+++ EXTRACTED INFORMATION +++

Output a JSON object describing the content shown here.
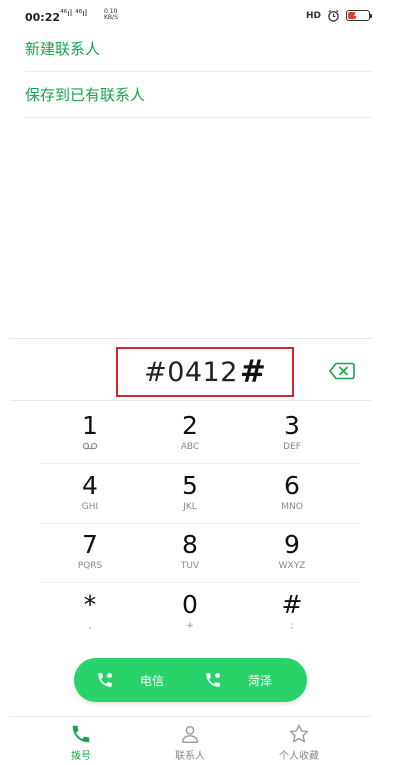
{
  "status": {
    "time": "00:22",
    "signal": "⁴⁶ıl ⁴⁶ıl",
    "speed_value": "0.10",
    "speed_unit": "KB/S",
    "hd": "HD",
    "battery_text": "18",
    "battery_level_percent": 18,
    "battery_color": "#e53935"
  },
  "options": [
    {
      "label": "新建联系人"
    },
    {
      "label": "保存到已有联系人"
    }
  ],
  "dial": {
    "number": "#0412",
    "hash_suffix": "#"
  },
  "keypad": [
    {
      "digit": "1",
      "letters": ""
    },
    {
      "digit": "2",
      "letters": "ABC"
    },
    {
      "digit": "3",
      "letters": "DEF"
    },
    {
      "digit": "4",
      "letters": "GHI"
    },
    {
      "digit": "5",
      "letters": "JKL"
    },
    {
      "digit": "6",
      "letters": "MNO"
    },
    {
      "digit": "7",
      "letters": "PQRS"
    },
    {
      "digit": "8",
      "letters": "TUV"
    },
    {
      "digit": "9",
      "letters": "WXYZ"
    },
    {
      "digit": "*",
      "letters": ","
    },
    {
      "digit": "0",
      "letters": "+"
    },
    {
      "digit": "#",
      "letters": ";"
    }
  ],
  "call_buttons": [
    {
      "label": "电信",
      "icon": "phone-sim1-icon"
    },
    {
      "label": "菏泽",
      "icon": "phone-sim2-icon"
    }
  ],
  "nav": [
    {
      "label": "拨号",
      "icon": "phone-icon",
      "active": true
    },
    {
      "label": "联系人",
      "icon": "person-icon",
      "active": false
    },
    {
      "label": "个人收藏",
      "icon": "star-icon",
      "active": false
    }
  ],
  "colors": {
    "accent": "#1aa34a",
    "call_button": "#2ad26a",
    "highlight_border": "#d0262b"
  }
}
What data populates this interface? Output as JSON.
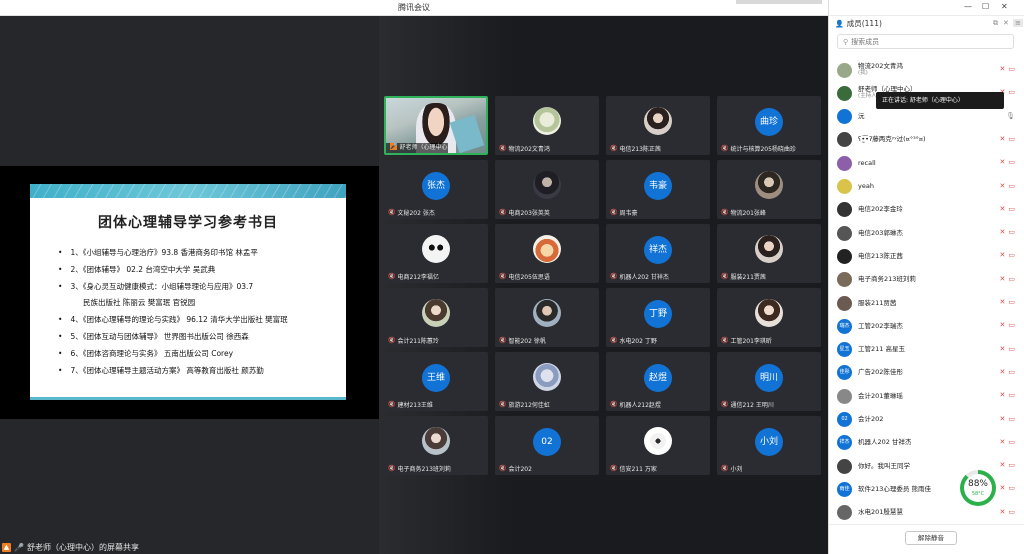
{
  "window": {
    "title": "腾讯会议"
  },
  "share": {
    "slide": {
      "title": "团体心理辅导学习参考书目",
      "items": [
        {
          "text": "1、《小组辅导与心理治疗》93.8 香港商务印书馆 林孟平"
        },
        {
          "text": "2、《团体辅导》 02.2 台湾空中大学 吴武典"
        },
        {
          "text": "3、《身心灵互动健康模式：小组辅导理论与应用》03.7",
          "sub": "民族出版社 陈丽云 樊富珉 官锐园"
        },
        {
          "text": "4、《团体心理辅导的理论与实践》 96.12 清华大学出版社 樊富珉"
        },
        {
          "text": "5、《团体互动与团体辅导》 世界图书出版公司 徐西森"
        },
        {
          "text": "6、《团体咨商理论与实务》 五南出版公司 Corey"
        },
        {
          "text": "7、《团体心理辅导主题活动方案》 高等教育出版社 颜苏勤"
        }
      ]
    },
    "status_text": "舒老师（心理中心）的屏幕共享"
  },
  "tiles": [
    {
      "name": "舒老师（心理中心）",
      "type": "video",
      "active": true
    },
    {
      "name": "物流202文青鸿",
      "type": "image",
      "avatar": "plant"
    },
    {
      "name": "电信213陈正茜",
      "type": "image",
      "avatar": "girl"
    },
    {
      "name": "统计与核算205杨晓曲珍",
      "type": "circle",
      "avatar_text": "曲珍"
    },
    {
      "name": "文秘202 张杰",
      "type": "circle",
      "avatar_text": "张杰"
    },
    {
      "name": "电商203张英英",
      "type": "image",
      "avatar": "dark"
    },
    {
      "name": "周韦豪",
      "type": "circle",
      "avatar_text": "韦豪"
    },
    {
      "name": "物流201张峰",
      "type": "image",
      "avatar": "person"
    },
    {
      "name": "电商212李福亿",
      "type": "image",
      "avatar": "panda"
    },
    {
      "name": "电信205伍思语",
      "type": "image",
      "avatar": "lion"
    },
    {
      "name": "机器人202 甘祥杰",
      "type": "circle",
      "avatar_text": "祥杰"
    },
    {
      "name": "服装211贾茜",
      "type": "image",
      "avatar": "girl"
    },
    {
      "name": "会计211陈蕙玲",
      "type": "image",
      "avatar": "girl2"
    },
    {
      "name": "智能202 徐帆",
      "type": "image",
      "avatar": "boy"
    },
    {
      "name": "水电202 丁野",
      "type": "circle",
      "avatar_text": "丁野"
    },
    {
      "name": "工管201李琪昕",
      "type": "image",
      "avatar": "girl3"
    },
    {
      "name": "建材213王维",
      "type": "circle",
      "avatar_text": "王维"
    },
    {
      "name": "旅游212何佳虹",
      "type": "image",
      "avatar": "anime"
    },
    {
      "name": "机器人212赵煜",
      "type": "circle",
      "avatar_text": "赵煜"
    },
    {
      "name": "通信212 王明川",
      "type": "circle",
      "avatar_text": "明川"
    },
    {
      "name": "电子商务213班刘莉",
      "type": "image",
      "avatar": "girl4"
    },
    {
      "name": "会计202",
      "type": "circle",
      "avatar_text": "02"
    },
    {
      "name": "信安211 万家",
      "type": "image",
      "avatar": "flower"
    },
    {
      "name": "小刘",
      "type": "circle",
      "avatar_text": "小刘"
    }
  ],
  "panel": {
    "title": "成员(111)",
    "search_placeholder": "搜索成员",
    "tooltip": "正在讲话: 舒老师（心理中心）",
    "unmute_label": "解除静音",
    "members": [
      {
        "name": "物流202文青鸿",
        "role": "(我)",
        "av": "img",
        "color": "#9aa88a"
      },
      {
        "name": "舒老师（心理中心）",
        "role": "(主持人)",
        "av": "img",
        "color": "#3a6b3a"
      },
      {
        "name": "沅",
        "av": "txt",
        "av_text": "",
        "color": "#1273d6",
        "mic_on": true
      },
      {
        "name": "ʕ•̫͡•ʔ藤两克ʸʸ过(¤°³°¤)",
        "av": "img",
        "color": "#444"
      },
      {
        "name": "recall",
        "av": "img",
        "color": "#8e5fa8"
      },
      {
        "name": "yeah",
        "av": "img",
        "color": "#d9c34a"
      },
      {
        "name": "电信202李金玲",
        "av": "img",
        "color": "#333"
      },
      {
        "name": "电信203郭琳杰",
        "av": "img",
        "color": "#555"
      },
      {
        "name": "电信213陈正茜",
        "av": "img",
        "color": "#222"
      },
      {
        "name": "电子商务213班刘莉",
        "av": "img",
        "color": "#7a6a5a"
      },
      {
        "name": "服装211贾茜",
        "av": "img",
        "color": "#6a5a50"
      },
      {
        "name": "工管202李瑞杰",
        "av": "txt",
        "av_text": "瑞杰",
        "color": "#1273d6"
      },
      {
        "name": "工管211 高星玉",
        "av": "txt",
        "av_text": "星玉",
        "color": "#1273d6"
      },
      {
        "name": "广告202陈佳彤",
        "av": "txt",
        "av_text": "佳彤",
        "color": "#1273d6"
      },
      {
        "name": "会计201董琳瑶",
        "av": "img",
        "color": "#888"
      },
      {
        "name": "会计202",
        "av": "txt",
        "av_text": "02",
        "color": "#1273d6"
      },
      {
        "name": "机器人202 甘祥杰",
        "av": "txt",
        "av_text": "祥杰",
        "color": "#1273d6"
      },
      {
        "name": "你好。我叫王同学",
        "av": "img",
        "color": "#444"
      },
      {
        "name": "软件213心理委员 熊雨佳",
        "av": "txt",
        "av_text": "雨佳",
        "color": "#1273d6"
      },
      {
        "name": "水电201殷慧慧",
        "av": "img",
        "color": "#666"
      }
    ]
  },
  "gauge": {
    "value": 88,
    "percent_label": "88%",
    "temp": "58°C"
  }
}
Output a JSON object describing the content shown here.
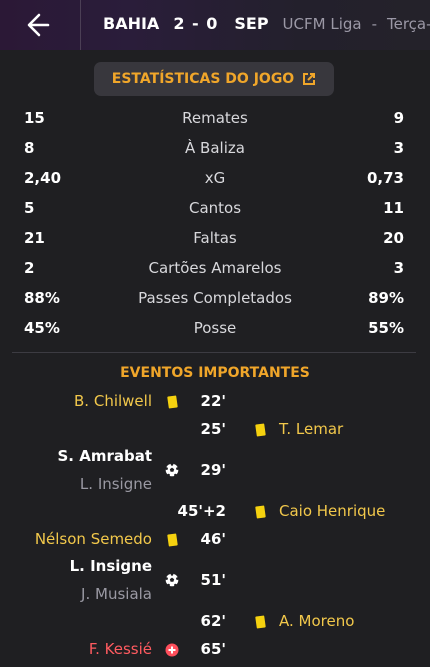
{
  "header": {
    "home": "BAHIA",
    "score": "2 - 0",
    "away": "SEP",
    "league": "UCFM Liga",
    "separator": "-",
    "date_partial": "Terça-f"
  },
  "stats_button": {
    "label": "ESTATÍSTICAS DO JOGO",
    "icon": "external-link-icon"
  },
  "stats": [
    {
      "label": "Remates",
      "home": "15",
      "away": "9"
    },
    {
      "label": "À Baliza",
      "home": "8",
      "away": "3"
    },
    {
      "label": "xG",
      "home": "2,40",
      "away": "0,73"
    },
    {
      "label": "Cantos",
      "home": "5",
      "away": "11"
    },
    {
      "label": "Faltas",
      "home": "21",
      "away": "20"
    },
    {
      "label": "Cartões Amarelos",
      "home": "2",
      "away": "3"
    },
    {
      "label": "Passes Completados",
      "home": "88%",
      "away": "89%"
    },
    {
      "label": "Posse",
      "home": "45%",
      "away": "55%"
    }
  ],
  "events_title": "EVENTOS IMPORTANTES",
  "events": [
    {
      "player": "B. Chilwell",
      "minute": "22'",
      "type": "yellow-card-icon"
    },
    {
      "player": "T. Lemar",
      "minute": "25'",
      "type": "yellow-card-icon"
    },
    {
      "player": "S. Amrabat",
      "assist": "L. Insigne",
      "minute": "29'",
      "type": "goal-ball-icon"
    },
    {
      "player": "Caio Henrique",
      "minute": "45'+2",
      "type": "yellow-card-icon"
    },
    {
      "player": "Nélson Semedo",
      "minute": "46'",
      "type": "yellow-card-icon"
    },
    {
      "player": "L. Insigne",
      "assist": "J. Musiala",
      "minute": "51'",
      "type": "goal-ball-icon"
    },
    {
      "player": "A. Moreno",
      "minute": "62'",
      "type": "yellow-card-icon"
    },
    {
      "player": "F. Kessié",
      "minute": "65'",
      "type": "injury-icon"
    }
  ],
  "colors": {
    "accent": "#f0a62a",
    "yellow_name": "#f2c84b",
    "red_name": "#ff5b60",
    "background": "#1f1f22"
  }
}
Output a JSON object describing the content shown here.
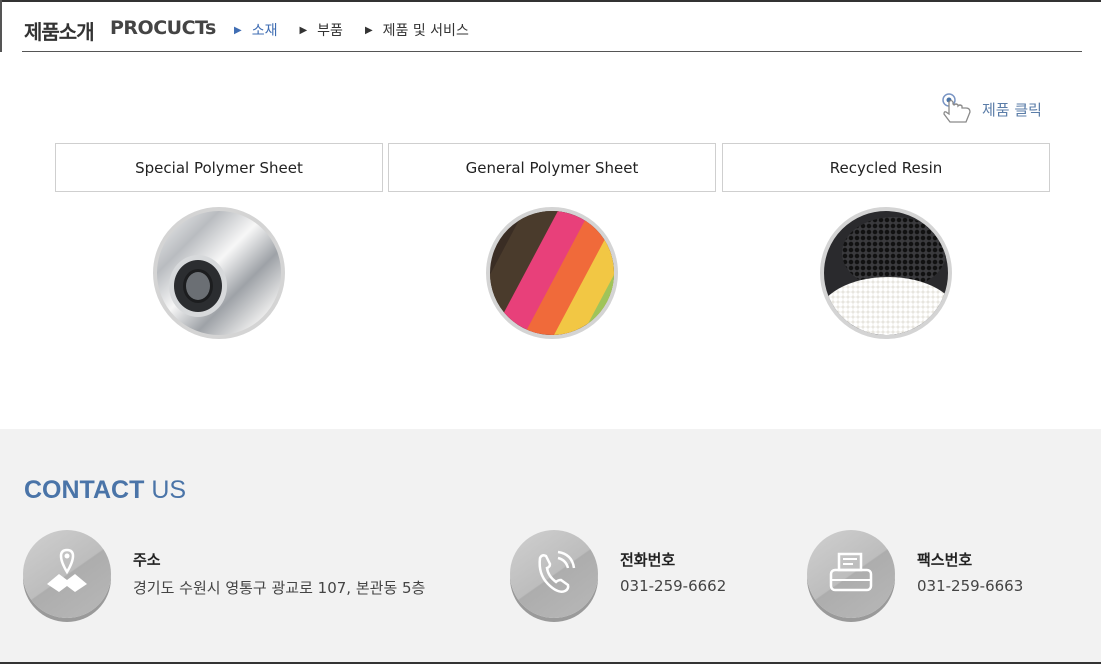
{
  "header": {
    "title_ko": "제품소개",
    "title_en": "PROCUCTs",
    "tabs": [
      {
        "label": "소재",
        "active": true
      },
      {
        "label": "부품",
        "active": false
      },
      {
        "label": "제품 및 서비스",
        "active": false
      }
    ]
  },
  "hint": {
    "label": "제품 클릭",
    "icon": "hand-pointer-icon"
  },
  "products": [
    {
      "label": "Special Polymer Sheet",
      "icon": "polymer-sheet-roll-image"
    },
    {
      "label": "General Polymer Sheet",
      "icon": "colored-fabric-sheets-image"
    },
    {
      "label": "Recycled Resin",
      "icon": "resin-pellets-image"
    }
  ],
  "contact": {
    "title_strong": "CONTACT",
    "title_light": "US",
    "items": [
      {
        "label": "주소",
        "value": "경기도 수원시 영통구 광교로 107, 본관동 5층",
        "icon": "map-pin-icon"
      },
      {
        "label": "전화번호",
        "value": "031-259-6662",
        "icon": "phone-icon"
      },
      {
        "label": "팩스번호",
        "value": "031-259-6663",
        "icon": "fax-icon"
      }
    ]
  },
  "colors": {
    "accent": "#3f6db3",
    "contact_blue": "#4a74a8",
    "footer_bg": "#f2f2f2"
  }
}
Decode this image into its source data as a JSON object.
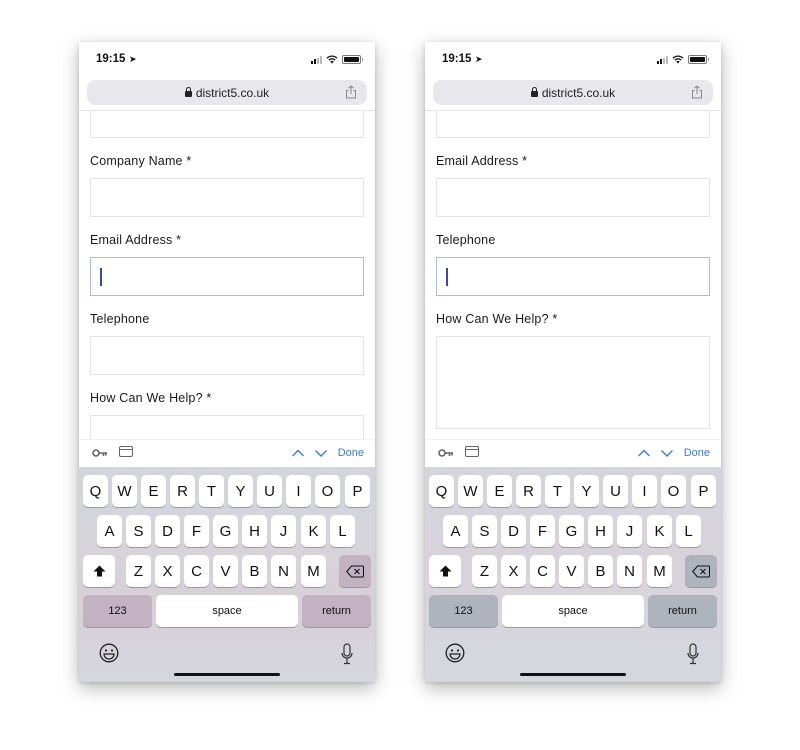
{
  "screens": [
    {
      "status": {
        "time": "19:15"
      },
      "url": "district5.co.uk",
      "fields": [
        {
          "label": "",
          "focused": false
        },
        {
          "label": "Company Name *",
          "focused": false
        },
        {
          "label": "Email Address *",
          "focused": true
        },
        {
          "label": "Telephone",
          "focused": false
        },
        {
          "label": "How Can We Help? *",
          "focused": false
        }
      ],
      "accessory": {
        "done_label": "Done"
      }
    },
    {
      "status": {
        "time": "19:15"
      },
      "url": "district5.co.uk",
      "fields": [
        {
          "label": "",
          "focused": false
        },
        {
          "label": "Email Address *",
          "focused": false
        },
        {
          "label": "Telephone",
          "focused": true
        },
        {
          "label": "How Can We Help? *",
          "focused": false
        }
      ],
      "accessory": {
        "done_label": "Done"
      }
    }
  ],
  "keyboard": {
    "rows": [
      [
        "Q",
        "W",
        "E",
        "R",
        "T",
        "Y",
        "U",
        "I",
        "O",
        "P"
      ],
      [
        "A",
        "S",
        "D",
        "F",
        "G",
        "H",
        "J",
        "K",
        "L"
      ],
      [
        "Z",
        "X",
        "C",
        "V",
        "B",
        "N",
        "M"
      ]
    ],
    "numbers_label": "123",
    "space_label": "space",
    "return_label": "return"
  },
  "icons": {
    "location": "location-arrow-icon",
    "signal": "cellular-signal-icon",
    "wifi": "wifi-icon",
    "battery": "battery-icon",
    "lock": "lock-icon",
    "share": "share-icon",
    "key": "key-icon",
    "card": "credit-card-icon",
    "up": "chevron-up-icon",
    "down": "chevron-down-icon",
    "shift": "shift-icon",
    "backspace": "backspace-icon",
    "emoji": "emoji-icon",
    "mic": "microphone-icon"
  }
}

+++

DIRECTIVE
Which lines hold the word "digit"? Return all of them from the records above.

OUTPUT FOR THIS TASK
      "digit": "1",
      "digit": "2",
      "digit": "3",
      "digit": "4",
      "digit": "5",
      "digit": "6",
      "digit": "7",
      "digit": "8",
      "digit": "9",
      "digit": "*",
      "digit": "0",
      "digit": "#",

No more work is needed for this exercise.